Prompt =>
Return each entry below word for word, leaving none out.

-- Begin Available data --

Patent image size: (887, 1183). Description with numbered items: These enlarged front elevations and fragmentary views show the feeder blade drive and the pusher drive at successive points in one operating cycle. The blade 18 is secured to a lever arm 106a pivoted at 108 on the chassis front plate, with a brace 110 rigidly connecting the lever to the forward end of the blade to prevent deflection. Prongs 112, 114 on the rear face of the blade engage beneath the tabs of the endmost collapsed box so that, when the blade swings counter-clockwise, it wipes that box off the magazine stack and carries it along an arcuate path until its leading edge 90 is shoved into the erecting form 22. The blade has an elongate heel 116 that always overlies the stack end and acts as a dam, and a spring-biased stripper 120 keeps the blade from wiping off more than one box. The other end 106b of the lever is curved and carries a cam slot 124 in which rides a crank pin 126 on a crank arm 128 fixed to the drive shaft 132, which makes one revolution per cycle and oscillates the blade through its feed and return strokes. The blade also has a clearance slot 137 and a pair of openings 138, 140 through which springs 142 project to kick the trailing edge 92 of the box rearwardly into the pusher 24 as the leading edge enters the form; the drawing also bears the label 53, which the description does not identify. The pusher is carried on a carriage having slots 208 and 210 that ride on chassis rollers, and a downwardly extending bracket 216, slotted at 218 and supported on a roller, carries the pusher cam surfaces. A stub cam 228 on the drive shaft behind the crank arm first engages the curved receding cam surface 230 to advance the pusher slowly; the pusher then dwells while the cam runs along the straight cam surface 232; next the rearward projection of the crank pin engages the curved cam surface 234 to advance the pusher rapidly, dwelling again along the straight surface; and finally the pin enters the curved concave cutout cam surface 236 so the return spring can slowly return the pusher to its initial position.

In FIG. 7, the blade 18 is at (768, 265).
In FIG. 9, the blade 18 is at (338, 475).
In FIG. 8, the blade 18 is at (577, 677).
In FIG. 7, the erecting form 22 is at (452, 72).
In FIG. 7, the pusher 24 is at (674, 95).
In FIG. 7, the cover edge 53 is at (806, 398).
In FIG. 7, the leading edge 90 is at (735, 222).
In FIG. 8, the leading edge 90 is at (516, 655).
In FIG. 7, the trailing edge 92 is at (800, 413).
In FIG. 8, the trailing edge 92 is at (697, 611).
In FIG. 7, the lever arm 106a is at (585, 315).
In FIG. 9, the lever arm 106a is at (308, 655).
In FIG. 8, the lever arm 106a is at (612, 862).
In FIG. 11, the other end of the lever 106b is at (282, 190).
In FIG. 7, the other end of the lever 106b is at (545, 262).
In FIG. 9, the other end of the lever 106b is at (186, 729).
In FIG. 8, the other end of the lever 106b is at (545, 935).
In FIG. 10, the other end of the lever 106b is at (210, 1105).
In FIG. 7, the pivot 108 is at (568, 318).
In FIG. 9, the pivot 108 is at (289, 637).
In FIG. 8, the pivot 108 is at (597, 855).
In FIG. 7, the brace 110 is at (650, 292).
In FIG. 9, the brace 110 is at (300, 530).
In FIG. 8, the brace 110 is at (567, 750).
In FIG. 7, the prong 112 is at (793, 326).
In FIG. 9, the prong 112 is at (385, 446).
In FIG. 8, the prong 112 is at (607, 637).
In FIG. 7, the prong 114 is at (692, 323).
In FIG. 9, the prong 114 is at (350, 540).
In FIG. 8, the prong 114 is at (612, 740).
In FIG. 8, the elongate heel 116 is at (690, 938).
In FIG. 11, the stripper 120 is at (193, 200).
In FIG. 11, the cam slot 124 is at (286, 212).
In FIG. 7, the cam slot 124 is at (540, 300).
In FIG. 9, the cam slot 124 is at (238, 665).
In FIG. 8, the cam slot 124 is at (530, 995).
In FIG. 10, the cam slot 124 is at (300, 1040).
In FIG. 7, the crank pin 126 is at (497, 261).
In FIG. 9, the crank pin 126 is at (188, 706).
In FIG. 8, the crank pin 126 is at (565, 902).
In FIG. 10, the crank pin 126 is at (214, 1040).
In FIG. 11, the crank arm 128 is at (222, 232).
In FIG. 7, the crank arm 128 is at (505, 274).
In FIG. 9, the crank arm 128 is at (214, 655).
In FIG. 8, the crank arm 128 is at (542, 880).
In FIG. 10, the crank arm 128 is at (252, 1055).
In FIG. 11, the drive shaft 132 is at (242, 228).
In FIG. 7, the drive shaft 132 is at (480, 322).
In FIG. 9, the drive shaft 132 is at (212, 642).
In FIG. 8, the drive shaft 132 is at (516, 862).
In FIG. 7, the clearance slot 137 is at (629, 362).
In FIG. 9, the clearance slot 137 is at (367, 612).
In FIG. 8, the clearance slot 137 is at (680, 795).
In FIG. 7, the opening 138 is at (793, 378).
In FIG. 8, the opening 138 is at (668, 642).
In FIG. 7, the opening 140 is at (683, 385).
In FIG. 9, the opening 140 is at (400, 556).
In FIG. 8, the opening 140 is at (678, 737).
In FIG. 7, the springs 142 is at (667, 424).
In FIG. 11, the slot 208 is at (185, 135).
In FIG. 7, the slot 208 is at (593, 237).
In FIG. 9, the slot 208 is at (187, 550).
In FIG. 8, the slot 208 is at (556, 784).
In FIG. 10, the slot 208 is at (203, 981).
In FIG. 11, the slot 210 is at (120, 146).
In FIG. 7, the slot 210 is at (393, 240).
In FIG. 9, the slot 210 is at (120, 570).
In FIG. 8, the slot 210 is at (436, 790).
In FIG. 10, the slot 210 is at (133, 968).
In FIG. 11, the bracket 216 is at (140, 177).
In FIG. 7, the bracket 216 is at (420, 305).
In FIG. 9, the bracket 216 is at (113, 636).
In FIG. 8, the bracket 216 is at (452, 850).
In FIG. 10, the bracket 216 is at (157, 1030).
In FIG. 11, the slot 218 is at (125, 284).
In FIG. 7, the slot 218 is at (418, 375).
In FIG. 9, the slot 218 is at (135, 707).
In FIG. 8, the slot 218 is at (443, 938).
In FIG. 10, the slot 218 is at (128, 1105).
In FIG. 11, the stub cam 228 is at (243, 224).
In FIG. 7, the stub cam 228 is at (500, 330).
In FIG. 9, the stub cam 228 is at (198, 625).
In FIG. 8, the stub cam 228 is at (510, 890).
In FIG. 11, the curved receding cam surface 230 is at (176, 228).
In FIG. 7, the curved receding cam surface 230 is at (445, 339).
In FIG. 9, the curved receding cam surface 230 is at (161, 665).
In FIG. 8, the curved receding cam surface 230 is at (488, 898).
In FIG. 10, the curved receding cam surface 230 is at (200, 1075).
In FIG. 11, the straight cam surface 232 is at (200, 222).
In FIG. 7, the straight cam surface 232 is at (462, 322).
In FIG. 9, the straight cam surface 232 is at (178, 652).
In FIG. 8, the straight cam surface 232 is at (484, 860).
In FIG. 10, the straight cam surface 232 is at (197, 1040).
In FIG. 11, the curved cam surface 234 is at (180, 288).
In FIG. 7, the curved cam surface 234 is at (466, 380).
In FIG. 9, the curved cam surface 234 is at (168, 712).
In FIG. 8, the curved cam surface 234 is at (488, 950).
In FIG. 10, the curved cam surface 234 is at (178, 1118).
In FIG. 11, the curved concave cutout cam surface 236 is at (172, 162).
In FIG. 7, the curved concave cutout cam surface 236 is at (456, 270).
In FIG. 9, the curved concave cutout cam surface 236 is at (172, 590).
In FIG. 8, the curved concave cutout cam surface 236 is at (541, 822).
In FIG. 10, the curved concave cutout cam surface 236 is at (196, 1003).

-- End Available data --

Reply =>
Patent image size: (887, 1183). Description with numbered items: These enlarged front elevations and fragmentary views show the feeder blade drive and the pusher drive at successive points in one operating cycle. The blade 18 is secured to a lever arm 106a pivoted at 108 on the chassis front plate, with a brace 110 rigidly connecting the lever to the forward end of the blade to prevent deflection. Prongs 112, 114 on the rear face of the blade engage beneath the tabs of the endmost collapsed box so that, when the blade swings counter-clockwise, it wipes that box off the magazine stack and carries it along an arcuate path until its leading edge 90 is shoved into the erecting form 22. The blade has an elongate heel 116 that always overlies the stack end and acts as a dam, and a spring-biased stripper 120 keeps the blade from wiping off more than one box. The other end 106b of the lever is curved and carries a cam slot 124 in which rides a crank pin 126 on a crank arm 128 fixed to the drive shaft 132, which makes one revolution per cycle and oscillates the blade through its feed and return strokes. The blade also has a clearance slot 137 and a pair of openings 138, 140 through which springs 142 project to kick the trailing edge 92 of the box rearwardly into the pusher 24 as the leading edge enters the form; the drawing also bears the label 53, which the description does not identify. The pusher is carried on a carriage having slots 208 and 210 that ride on chassis rollers, and a downwardly extending bracket 216, slotted at 218 and supported on a roller, carries the pusher cam surfaces. A stub cam 228 on the drive shaft behind the crank arm first engages the curved receding cam surface 230 to advance the pusher slowly; the pusher then dwells while the cam runs along the straight cam surface 232; next the rearward projection of the crank pin engages the curved cam surface 234 to advance the pusher rapidly, dwelling again along the straight surface; and finally the pin enters the curved concave cutout cam surface 236 so the return spring can slowly return the pusher to its initial position.

In FIG. 7, the blade 18 is at (768, 265).
In FIG. 9, the blade 18 is at (338, 475).
In FIG. 8, the blade 18 is at (577, 677).
In FIG. 7, the erecting form 22 is at (452, 72).
In FIG. 7, the pusher 24 is at (674, 95).
In FIG. 7, the cover edge 53 is at (806, 398).
In FIG. 7, the leading edge 90 is at (735, 222).
In FIG. 8, the leading edge 90 is at (516, 655).
In FIG. 7, the trailing edge 92 is at (800, 413).
In FIG. 8, the trailing edge 92 is at (697, 611).
In FIG. 7, the lever arm 106a is at (585, 315).
In FIG. 9, the lever arm 106a is at (308, 655).
In FIG. 8, the lever arm 106a is at (612, 862).
In FIG. 11, the other end of the lever 106b is at (282, 190).
In FIG. 7, the other end of the lever 106b is at (545, 262).
In FIG. 9, the other end of the lever 106b is at (186, 729).
In FIG. 8, the other end of the lever 106b is at (545, 935).
In FIG. 10, the other end of the lever 106b is at (210, 1105).
In FIG. 7, the pivot 108 is at (568, 318).
In FIG. 9, the pivot 108 is at (289, 637).
In FIG. 8, the pivot 108 is at (597, 855).
In FIG. 7, the brace 110 is at (650, 292).
In FIG. 9, the brace 110 is at (300, 530).
In FIG. 8, the brace 110 is at (567, 750).
In FIG. 7, the prong 112 is at (793, 326).
In FIG. 9, the prong 112 is at (385, 446).
In FIG. 8, the prong 112 is at (607, 637).
In FIG. 7, the prong 114 is at (692, 323).
In FIG. 9, the prong 114 is at (350, 540).
In FIG. 8, the prong 114 is at (612, 740).
In FIG. 8, the elongate heel 116 is at (690, 938).
In FIG. 11, the stripper 120 is at (193, 200).
In FIG. 11, the cam slot 124 is at (286, 212).
In FIG. 7, the cam slot 124 is at (540, 300).
In FIG. 9, the cam slot 124 is at (238, 665).
In FIG. 8, the cam slot 124 is at (530, 995).
In FIG. 10, the cam slot 124 is at (300, 1040).
In FIG. 7, the crank pin 126 is at (497, 261).
In FIG. 9, the crank pin 126 is at (188, 706).
In FIG. 8, the crank pin 126 is at (565, 902).
In FIG. 10, the crank pin 126 is at (214, 1040).
In FIG. 11, the crank arm 128 is at (222, 232).
In FIG. 7, the crank arm 128 is at (505, 274).
In FIG. 9, the crank arm 128 is at (214, 655).
In FIG. 8, the crank arm 128 is at (542, 880).
In FIG. 10, the crank arm 128 is at (252, 1055).
In FIG. 11, the drive shaft 132 is at (242, 228).
In FIG. 7, the drive shaft 132 is at (480, 322).
In FIG. 9, the drive shaft 132 is at (212, 642).
In FIG. 8, the drive shaft 132 is at (516, 862).
In FIG. 7, the clearance slot 137 is at (629, 362).
In FIG. 9, the clearance slot 137 is at (367, 612).
In FIG. 8, the clearance slot 137 is at (680, 795).
In FIG. 7, the opening 138 is at (793, 378).
In FIG. 8, the opening 138 is at (668, 642).
In FIG. 7, the opening 140 is at (683, 385).
In FIG. 9, the opening 140 is at (400, 556).
In FIG. 8, the opening 140 is at (678, 737).
In FIG. 7, the springs 142 is at (667, 424).
In FIG. 11, the slot 208 is at (185, 135).
In FIG. 7, the slot 208 is at (593, 237).
In FIG. 9, the slot 208 is at (187, 550).
In FIG. 8, the slot 208 is at (556, 784).
In FIG. 10, the slot 208 is at (203, 981).
In FIG. 11, the slot 210 is at (120, 146).
In FIG. 7, the slot 210 is at (393, 240).
In FIG. 9, the slot 210 is at (120, 570).
In FIG. 8, the slot 210 is at (436, 790).
In FIG. 10, the slot 210 is at (133, 968).
In FIG. 11, the bracket 216 is at (140, 177).
In FIG. 7, the bracket 216 is at (420, 305).
In FIG. 9, the bracket 216 is at (113, 636).
In FIG. 8, the bracket 216 is at (452, 850).
In FIG. 10, the bracket 216 is at (157, 1030).
In FIG. 11, the slot 218 is at (125, 284).
In FIG. 7, the slot 218 is at (418, 375).
In FIG. 9, the slot 218 is at (135, 707).
In FIG. 8, the slot 218 is at (443, 938).
In FIG. 10, the slot 218 is at (128, 1105).
In FIG. 11, the stub cam 228 is at (243, 224).
In FIG. 7, the stub cam 228 is at (500, 330).
In FIG. 9, the stub cam 228 is at (198, 625).
In FIG. 8, the stub cam 228 is at (510, 890).
In FIG. 11, the curved receding cam surface 230 is at (176, 228).
In FIG. 7, the curved receding cam surface 230 is at (445, 339).
In FIG. 9, the curved receding cam surface 230 is at (161, 665).
In FIG. 8, the curved receding cam surface 230 is at (488, 898).
In FIG. 10, the curved receding cam surface 230 is at (200, 1075).
In FIG. 11, the straight cam surface 232 is at (200, 222).
In FIG. 7, the straight cam surface 232 is at (462, 322).
In FIG. 9, the straight cam surface 232 is at (178, 652).
In FIG. 8, the straight cam surface 232 is at (484, 860).
In FIG. 10, the straight cam surface 232 is at (197, 1040).
In FIG. 11, the curved cam surface 234 is at (180, 288).
In FIG. 7, the curved cam surface 234 is at (466, 380).
In FIG. 9, the curved cam surface 234 is at (168, 712).
In FIG. 8, the curved cam surface 234 is at (488, 950).
In FIG. 10, the curved cam surface 234 is at (178, 1118).
In FIG. 11, the curved concave cutout cam surface 236 is at (172, 162).
In FIG. 7, the curved concave cutout cam surface 236 is at (456, 270).
In FIG. 9, the curved concave cutout cam surface 236 is at (172, 590).
In FIG. 8, the curved concave cutout cam surface 236 is at (541, 822).
In FIG. 10, the curved concave cutout cam surface 236 is at (196, 1003).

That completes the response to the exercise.